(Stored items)
☆ ☆ ☆ ☆ ☆ ☆ ☆
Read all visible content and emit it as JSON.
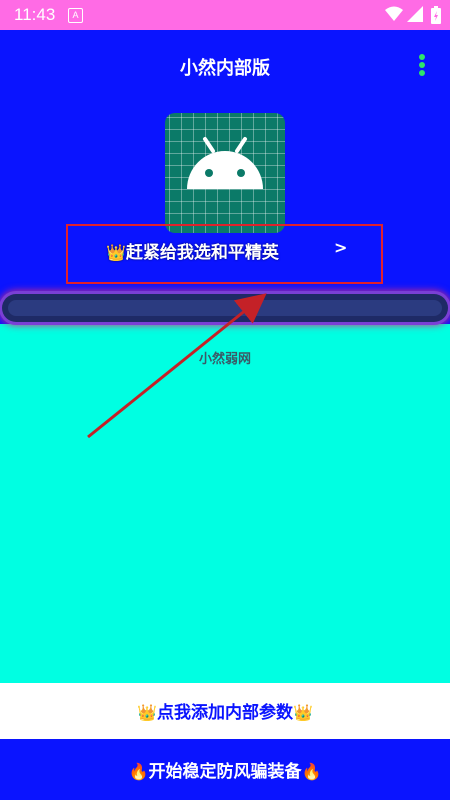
{
  "status_bar": {
    "time": "11:43",
    "notification_badge": "A"
  },
  "header": {
    "title": "小然内部版"
  },
  "promo": {
    "crown": "👑",
    "label": "赶紧给我选和平精英",
    "arrow": ">"
  },
  "progress": {
    "value_fraction": 1.0
  },
  "body": {
    "subtitle": "小然弱网"
  },
  "buttons": {
    "add_params": {
      "label": "点我添加内部参数",
      "left_emoji": "👑",
      "right_emoji": "👑"
    },
    "start": {
      "label": "开始稳定防风骗装备",
      "left_emoji": "🔥",
      "right_emoji": "🔥"
    }
  },
  "colors": {
    "header_bg": "#0A14FF",
    "body_bg": "#00FFE2",
    "status_bar_bg": "#FF6BE5",
    "promo_border": "#E0212B",
    "menu_dots": "#2EE56B"
  },
  "icons": [
    "wifi-icon",
    "signal-icon",
    "battery-icon",
    "overflow-menu-icon",
    "android-app-icon"
  ]
}
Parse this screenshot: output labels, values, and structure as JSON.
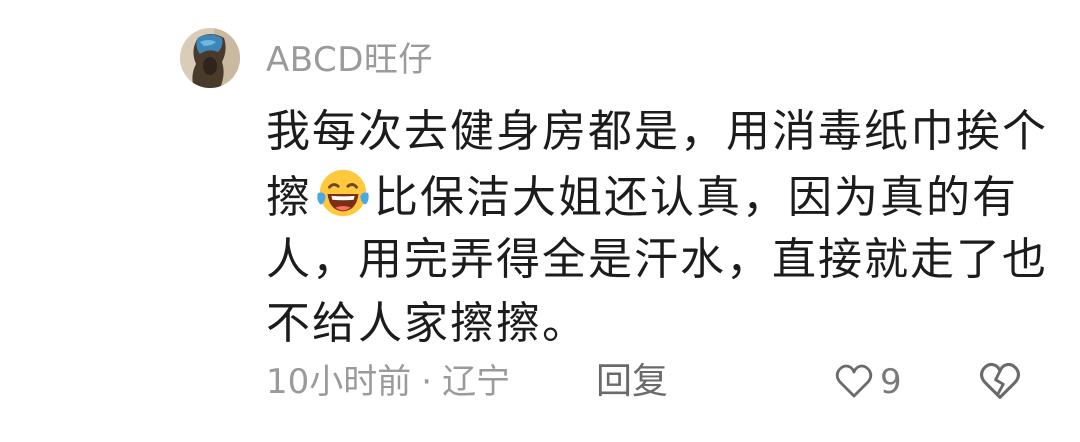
{
  "comment": {
    "author": "ABCD旺仔",
    "text_lines": [
      "我每次去健身房都是，用消毒纸巾挨个",
      "擦",
      "比保洁大姐还认真，因为真的有",
      "人，用完弄得全是汗水，直接就走了也",
      "不给人家擦擦。"
    ],
    "emoji": "laughing-with-tears-emoji",
    "time": "10小时前",
    "separator": "·",
    "location": "辽宁",
    "reply_label": "回复",
    "like_count": "9"
  },
  "colors": {
    "text": "#1c1c1c",
    "secondary": "#9a9a9a",
    "emoji_face": "#ffc83d",
    "emoji_tear": "#4aa8e8"
  }
}
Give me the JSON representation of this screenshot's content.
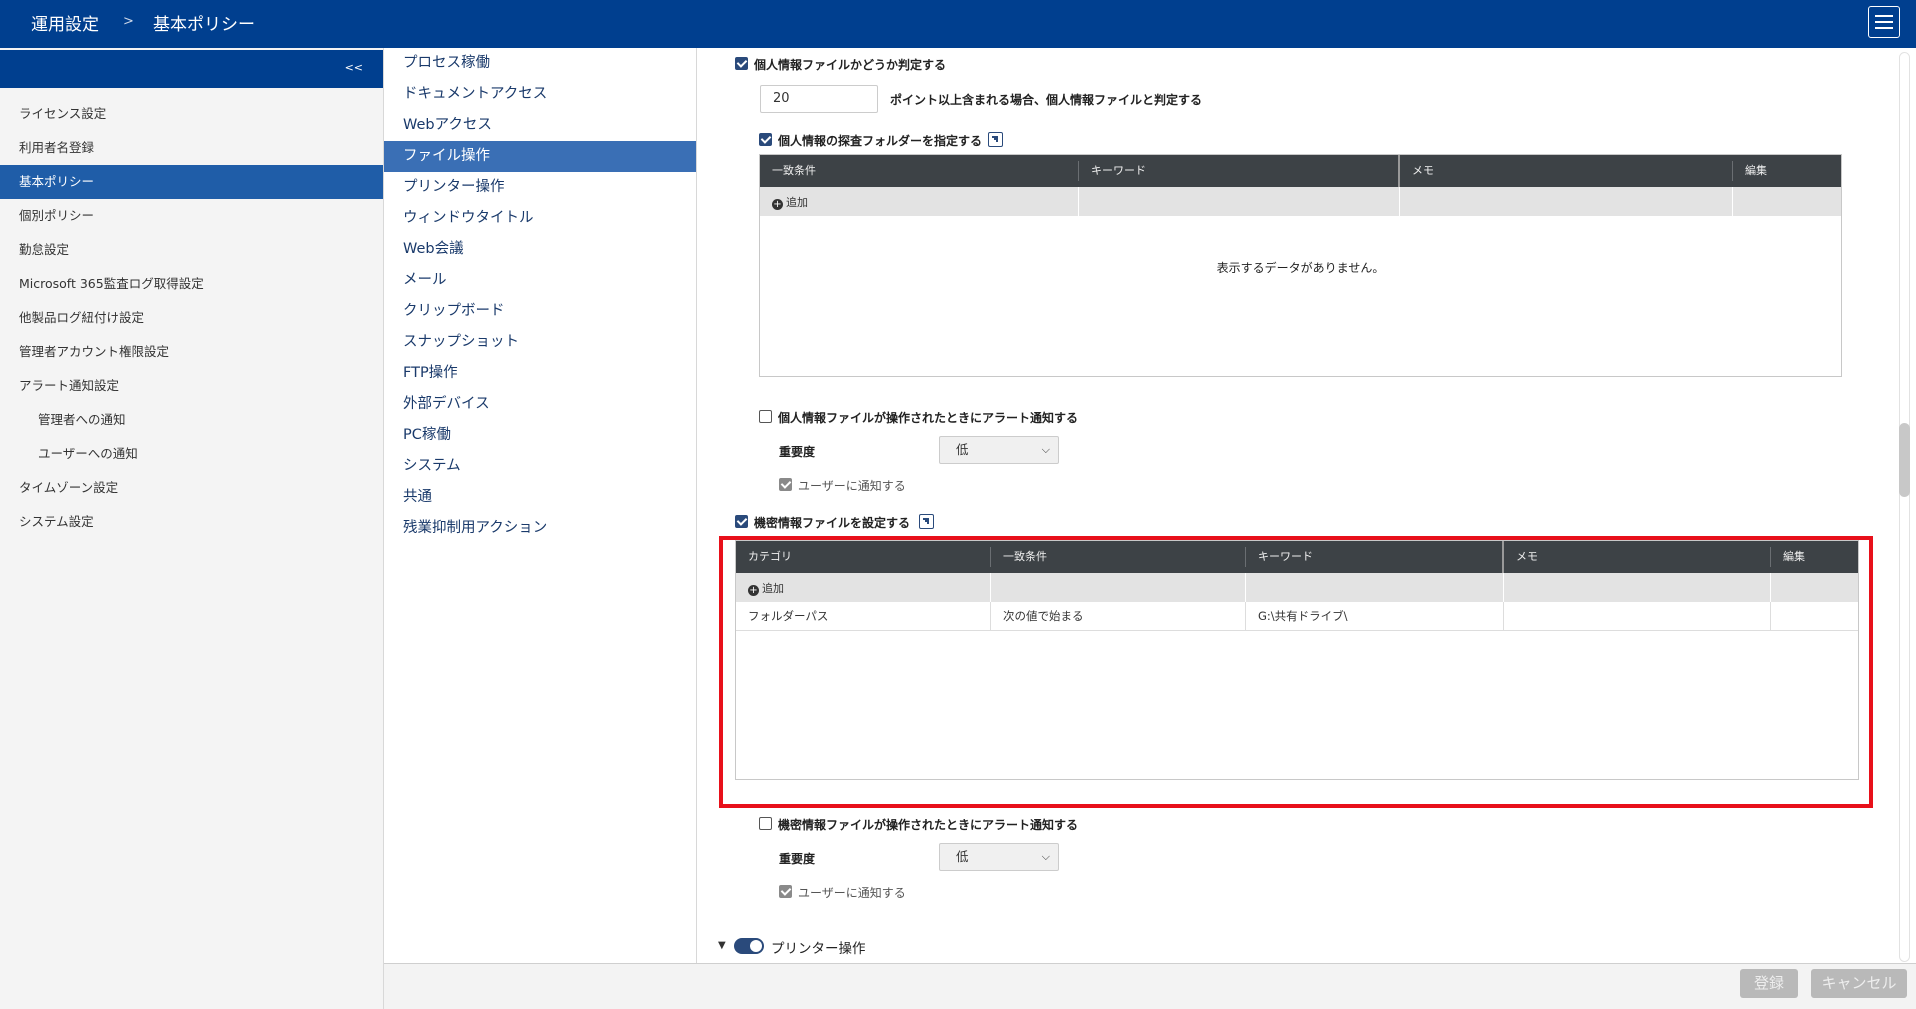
{
  "header": {
    "crumb_root": "運用設定",
    "crumb_sep": ">",
    "crumb_current": "基本ポリシー"
  },
  "sidebar": {
    "collapse_label": "<<",
    "items": [
      {
        "label": "ライセンス設定"
      },
      {
        "label": "利用者名登録"
      },
      {
        "label": "基本ポリシー"
      },
      {
        "label": "個別ポリシー"
      },
      {
        "label": "勤怠設定"
      },
      {
        "label": "Microsoft 365監査ログ取得設定"
      },
      {
        "label": "他製品ログ紐付け設定"
      },
      {
        "label": "管理者アカウント権限設定"
      },
      {
        "label": "アラート通知設定"
      },
      {
        "label": "管理者への通知"
      },
      {
        "label": "ユーザーへの通知"
      },
      {
        "label": "タイムゾーン設定"
      },
      {
        "label": "システム設定"
      }
    ]
  },
  "policy_nav": {
    "items": [
      {
        "label": "プロセス稼働"
      },
      {
        "label": "ドキュメントアクセス"
      },
      {
        "label": "Webアクセス"
      },
      {
        "label": "ファイル操作"
      },
      {
        "label": "プリンター操作"
      },
      {
        "label": "ウィンドウタイトル"
      },
      {
        "label": "Web会議"
      },
      {
        "label": "メール"
      },
      {
        "label": "クリップボード"
      },
      {
        "label": "スナップショット"
      },
      {
        "label": "FTP操作"
      },
      {
        "label": "外部デバイス"
      },
      {
        "label": "PC稼働"
      },
      {
        "label": "システム"
      },
      {
        "label": "共通"
      },
      {
        "label": "残業抑制用アクション"
      }
    ]
  },
  "personal_info": {
    "judge_label": "個人情報ファイルかどうか判定する",
    "points_value": "20",
    "points_suffix": "ポイント以上含まれる場合、個人情報ファイルと判定する",
    "folder_label": "個人情報の探査フォルダーを指定する",
    "grid": {
      "columns": [
        "一致条件",
        "キーワード",
        "メモ",
        "編集"
      ],
      "add_label": "追加",
      "empty_message": "表示するデータがありません。"
    },
    "alert_label": "個人情報ファイルが操作されたときにアラート通知する",
    "severity_label": "重要度",
    "severity_value": "低",
    "notify_user_label": "ユーザーに通知する"
  },
  "confidential": {
    "set_label": "機密情報ファイルを設定する",
    "grid": {
      "columns": [
        "カテゴリ",
        "一致条件",
        "キーワード",
        "メモ",
        "編集"
      ],
      "add_label": "追加",
      "rows": [
        {
          "category": "フォルダーパス",
          "condition": "次の値で始まる",
          "keyword": "G:\\共有ドライブ\\",
          "memo": "",
          "edit": ""
        }
      ]
    },
    "alert_label": "機密情報ファイルが操作されたときにアラート通知する",
    "severity_label": "重要度",
    "severity_value": "低",
    "notify_user_label": "ユーザーに通知する"
  },
  "printer_section": {
    "label": "プリンター操作"
  },
  "footer": {
    "register_label": "登録",
    "cancel_label": "キャンセル"
  }
}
☆ ☆ ☆ ☆ ☆ ☆ ☆
--- PROBLEM DETAILS ---
Repeat the records word for word. Any picture in them should be left out.

--- ANSWER ---
Read all visible content and emit it as JSON.
{
  "status_bar": {
    "time": "11:43",
    "notification_badge": "A"
  },
  "header": {
    "title": "小然内部版"
  },
  "promo": {
    "crown": "👑",
    "label": "赶紧给我选和平精英",
    "arrow": ">"
  },
  "progress": {
    "value_fraction": 1.0
  },
  "body": {
    "subtitle": "小然弱网"
  },
  "buttons": {
    "add_params": {
      "label": "点我添加内部参数",
      "left_emoji": "👑",
      "right_emoji": "👑"
    },
    "start": {
      "label": "开始稳定防风骗装备",
      "left_emoji": "🔥",
      "right_emoji": "🔥"
    }
  },
  "colors": {
    "header_bg": "#0A14FF",
    "body_bg": "#00FFE2",
    "status_bar_bg": "#FF6BE5",
    "promo_border": "#E0212B",
    "menu_dots": "#2EE56B"
  },
  "icons": [
    "wifi-icon",
    "signal-icon",
    "battery-icon",
    "overflow-menu-icon",
    "android-app-icon"
  ]
}
Parse this screenshot: output labels, values, and structure as JSON.
{
  "comment": {
    "author": "ABCD旺仔",
    "text_lines": [
      "我每次去健身房都是，用消毒纸巾挨个",
      "擦",
      "比保洁大姐还认真，因为真的有",
      "人，用完弄得全是汗水，直接就走了也",
      "不给人家擦擦。"
    ],
    "emoji": "laughing-with-tears-emoji",
    "time": "10小时前",
    "separator": "·",
    "location": "辽宁",
    "reply_label": "回复",
    "like_count": "9"
  },
  "colors": {
    "text": "#1c1c1c",
    "secondary": "#9a9a9a",
    "emoji_face": "#ffc83d",
    "emoji_tear": "#4aa8e8"
  }
}
Give me the JSON representation of this screenshot's content.
{
  "header": {
    "crumb_root": "運用設定",
    "crumb_sep": ">",
    "crumb_current": "基本ポリシー"
  },
  "sidebar": {
    "collapse_label": "<<",
    "items": [
      {
        "label": "ライセンス設定"
      },
      {
        "label": "利用者名登録"
      },
      {
        "label": "基本ポリシー"
      },
      {
        "label": "個別ポリシー"
      },
      {
        "label": "勤怠設定"
      },
      {
        "label": "Microsoft 365監査ログ取得設定"
      },
      {
        "label": "他製品ログ紐付け設定"
      },
      {
        "label": "管理者アカウント権限設定"
      },
      {
        "label": "アラート通知設定"
      },
      {
        "label": "管理者への通知"
      },
      {
        "label": "ユーザーへの通知"
      },
      {
        "label": "タイムゾーン設定"
      },
      {
        "label": "システム設定"
      }
    ]
  },
  "policy_nav": {
    "items": [
      {
        "label": "プロセス稼働"
      },
      {
        "label": "ドキュメントアクセス"
      },
      {
        "label": "Webアクセス"
      },
      {
        "label": "ファイル操作"
      },
      {
        "label": "プリンター操作"
      },
      {
        "label": "ウィンドウタイトル"
      },
      {
        "label": "Web会議"
      },
      {
        "label": "メール"
      },
      {
        "label": "クリップボード"
      },
      {
        "label": "スナップショット"
      },
      {
        "label": "FTP操作"
      },
      {
        "label": "外部デバイス"
      },
      {
        "label": "PC稼働"
      },
      {
        "label": "システム"
      },
      {
        "label": "共通"
      },
      {
        "label": "残業抑制用アクション"
      }
    ]
  },
  "personal_info": {
    "judge_label": "個人情報ファイルかどうか判定する",
    "points_value": "20",
    "points_suffix": "ポイント以上含まれる場合、個人情報ファイルと判定する",
    "folder_label": "個人情報の探査フォルダーを指定する",
    "grid": {
      "columns": [
        "一致条件",
        "キーワード",
        "メモ",
        "編集"
      ],
      "add_label": "追加",
      "empty_message": "表示するデータがありません。"
    },
    "alert_label": "個人情報ファイルが操作されたときにアラート通知する",
    "severity_label": "重要度",
    "severity_value": "低",
    "notify_user_label": "ユーザーに通知する"
  },
  "confidential": {
    "set_label": "機密情報ファイルを設定する",
    "grid": {
      "columns": [
        "カテゴリ",
        "一致条件",
        "キーワード",
        "メモ",
        "編集"
      ],
      "add_label": "追加",
      "rows": [
        {
          "category": "フォルダーパス",
          "condition": "次の値で始まる",
          "keyword": "G:\\共有ドライブ\\",
          "memo": "",
          "edit": ""
        }
      ]
    },
    "alert_label": "機密情報ファイルが操作されたときにアラート通知する",
    "severity_label": "重要度",
    "severity_value": "低",
    "notify_user_label": "ユーザーに通知する"
  },
  "printer_section": {
    "label": "プリンター操作"
  },
  "footer": {
    "register_label": "登録",
    "cancel_label": "キャンセル"
  }
}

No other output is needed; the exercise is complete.